**Objective:**
Rewrite the rows below, from the line with "Patent image size: (765, 498)." to the line with "The tire 22 is at (230, 172).", as a two-column CSV with the headers text and answer. Give one CSV line per row, with its text and its answer each in a single quoted field and every line break replaced by a space.

**Task data:**
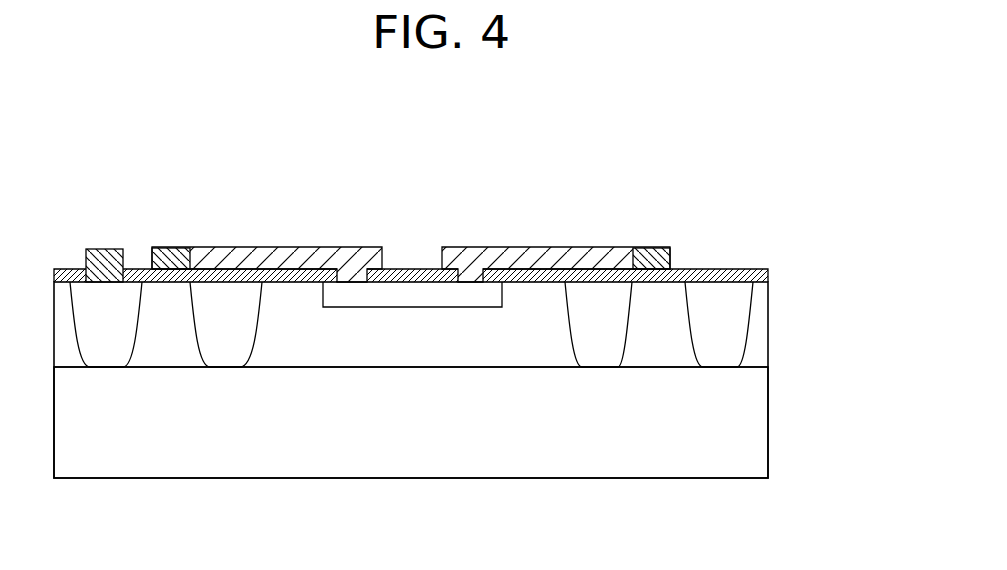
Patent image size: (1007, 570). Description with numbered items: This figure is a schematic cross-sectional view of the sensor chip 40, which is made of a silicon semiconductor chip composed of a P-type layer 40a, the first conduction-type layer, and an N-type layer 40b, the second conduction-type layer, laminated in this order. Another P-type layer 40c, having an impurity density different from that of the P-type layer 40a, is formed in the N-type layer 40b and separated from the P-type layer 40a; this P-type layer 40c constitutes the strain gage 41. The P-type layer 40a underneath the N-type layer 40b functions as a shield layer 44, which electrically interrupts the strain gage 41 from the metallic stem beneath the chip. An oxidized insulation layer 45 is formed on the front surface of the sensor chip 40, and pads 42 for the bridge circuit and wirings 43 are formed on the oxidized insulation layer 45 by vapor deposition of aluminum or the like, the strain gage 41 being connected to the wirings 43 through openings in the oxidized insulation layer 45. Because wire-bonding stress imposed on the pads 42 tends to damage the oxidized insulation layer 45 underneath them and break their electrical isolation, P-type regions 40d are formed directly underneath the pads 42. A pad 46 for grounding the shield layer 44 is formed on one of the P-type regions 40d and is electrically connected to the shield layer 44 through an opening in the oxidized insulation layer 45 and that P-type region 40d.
==
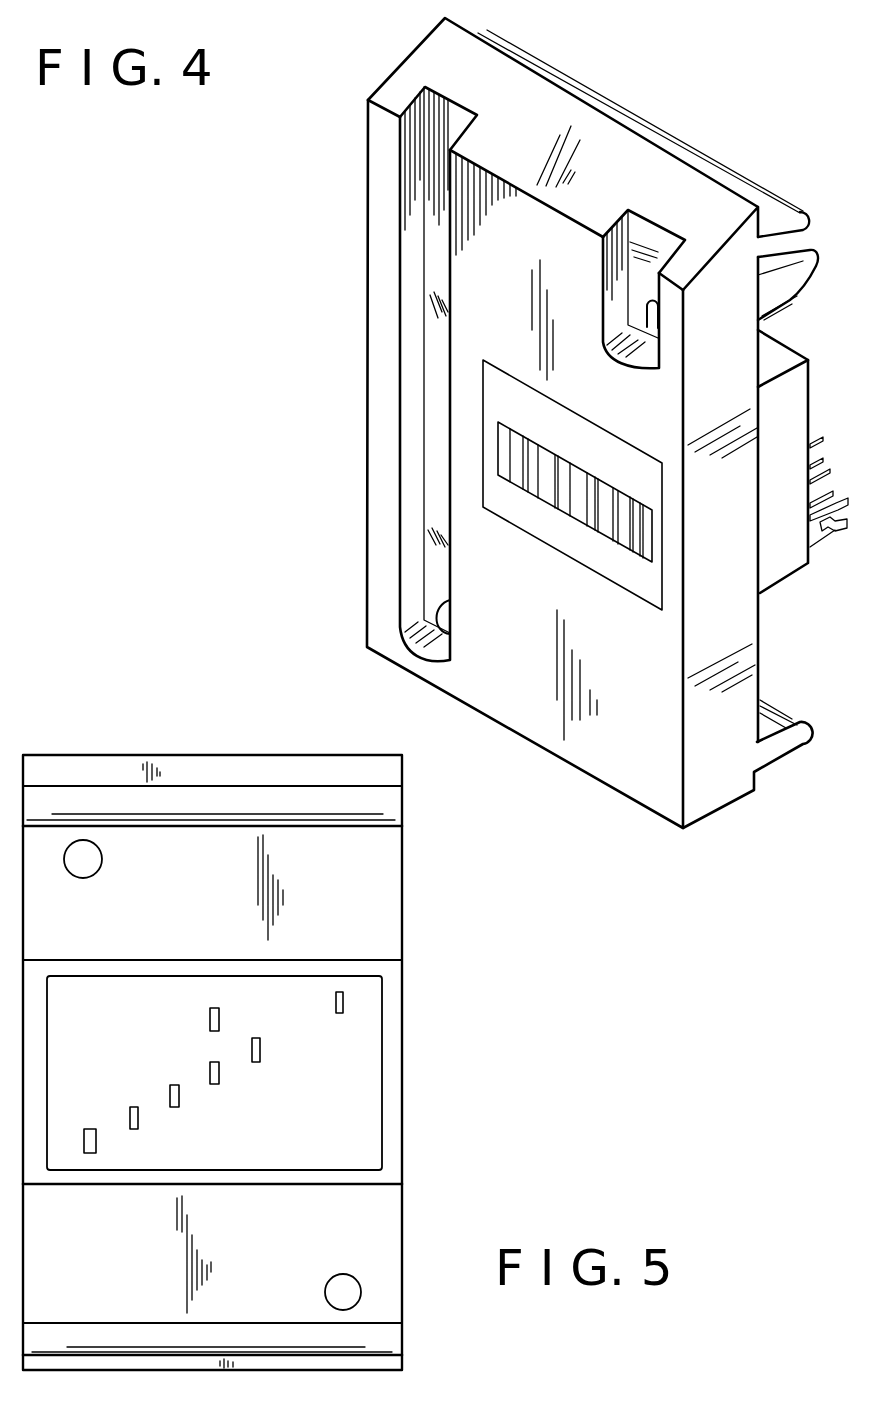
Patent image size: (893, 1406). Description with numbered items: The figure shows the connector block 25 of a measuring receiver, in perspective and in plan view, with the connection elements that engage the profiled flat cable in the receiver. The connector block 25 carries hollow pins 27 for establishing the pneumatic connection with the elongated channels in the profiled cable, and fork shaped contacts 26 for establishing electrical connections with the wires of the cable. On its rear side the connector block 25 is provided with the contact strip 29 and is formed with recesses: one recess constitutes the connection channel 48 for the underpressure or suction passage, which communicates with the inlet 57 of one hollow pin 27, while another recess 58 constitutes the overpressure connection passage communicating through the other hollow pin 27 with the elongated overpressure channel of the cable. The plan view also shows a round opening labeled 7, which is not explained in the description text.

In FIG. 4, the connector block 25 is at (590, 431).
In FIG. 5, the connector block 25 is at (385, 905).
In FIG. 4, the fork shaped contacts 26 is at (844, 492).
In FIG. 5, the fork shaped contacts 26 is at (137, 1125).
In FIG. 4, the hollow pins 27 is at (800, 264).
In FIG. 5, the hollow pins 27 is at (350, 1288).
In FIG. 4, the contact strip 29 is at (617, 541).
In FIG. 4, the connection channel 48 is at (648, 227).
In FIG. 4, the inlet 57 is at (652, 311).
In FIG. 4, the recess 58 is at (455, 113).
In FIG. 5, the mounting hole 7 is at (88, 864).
...
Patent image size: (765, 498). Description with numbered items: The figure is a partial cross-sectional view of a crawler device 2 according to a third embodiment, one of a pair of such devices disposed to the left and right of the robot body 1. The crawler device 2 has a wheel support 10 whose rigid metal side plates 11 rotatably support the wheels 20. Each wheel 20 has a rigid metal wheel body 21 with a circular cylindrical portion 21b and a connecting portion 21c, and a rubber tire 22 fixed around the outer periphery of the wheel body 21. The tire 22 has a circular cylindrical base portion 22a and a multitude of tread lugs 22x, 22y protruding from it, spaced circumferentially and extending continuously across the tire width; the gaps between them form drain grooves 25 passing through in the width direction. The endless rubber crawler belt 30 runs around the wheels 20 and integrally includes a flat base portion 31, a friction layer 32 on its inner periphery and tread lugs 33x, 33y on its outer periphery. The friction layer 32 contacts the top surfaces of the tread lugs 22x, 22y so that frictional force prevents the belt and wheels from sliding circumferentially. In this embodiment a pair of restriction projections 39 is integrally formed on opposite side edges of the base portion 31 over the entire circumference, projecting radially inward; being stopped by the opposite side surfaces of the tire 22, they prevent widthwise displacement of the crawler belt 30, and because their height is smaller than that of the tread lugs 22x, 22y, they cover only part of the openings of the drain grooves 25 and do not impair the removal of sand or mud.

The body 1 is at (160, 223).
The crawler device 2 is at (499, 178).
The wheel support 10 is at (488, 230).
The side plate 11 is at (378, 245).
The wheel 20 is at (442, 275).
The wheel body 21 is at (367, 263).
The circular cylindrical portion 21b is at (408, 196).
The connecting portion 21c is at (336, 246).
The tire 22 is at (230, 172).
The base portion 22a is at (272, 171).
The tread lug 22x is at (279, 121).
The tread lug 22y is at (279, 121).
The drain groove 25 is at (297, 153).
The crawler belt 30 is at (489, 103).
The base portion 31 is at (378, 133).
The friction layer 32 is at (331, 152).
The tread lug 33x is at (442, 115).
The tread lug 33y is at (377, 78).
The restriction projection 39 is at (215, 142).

**Answer for the task:**
text,answer
"Patent image size: (765, 498). Description with numbered items: The figure is a partial cross-sectional view of a crawler device 2 according to a third embodiment, one of a pair of such devices disposed to the left and right of the robot body 1. The crawler device 2 has a wheel support 10 whose rigid metal side plates 11 rotatably support the wheels 20. Each wheel 20 has a rigid metal wheel body 21 with a circular cylindrical portion 21b and a connecting portion 21c, and a rubber tire 22 fixed around the outer periphery of the wheel body 21. The tire 22 has a circular cylindrical base portion 22a and a multitude of tread lugs 22x, 22y protruding from it, spaced circumferentially and extending continuously across the tire width; the gaps between them form drain grooves 25 passing through in the width direction. The endless rubber crawler belt 30 runs around the wheels 20 and integrally includes a flat base portion 31, a friction layer 32 on its inner periphery and tread lugs 33x, 33y on its outer periphery. The friction layer 32 contacts the top surfaces of the tread lugs 22x, 22y so that frictional force prevents the belt and wheels from sliding circumferentially. In this embodiment a pair of restriction projections 39 is integrally formed on opposite side edges of the base portion 31 over the entire circumference, projecting radially inward; being stopped by the opposite side surfaces of the tire 22, they prevent widthwise displacement of the crawler belt 30, and because their height is smaller than that of the tread lugs 22x, 22y, they cover only part of the openings of the drain grooves 25 and do not impair the removal of sand or mud.","The body 1 is at (160, 223). The crawler device 2 is at (499, 178). The wheel support 10 is at (488, 230). The side plate 11 is at (378, 245). The wheel 20 is at (442, 275). The wheel body 21 is at (367, 263). The circular cylindrical portion 21b is at (408, 196). The connecting portion 21c is at (336, 246). The tire 22 is at (230, 172)."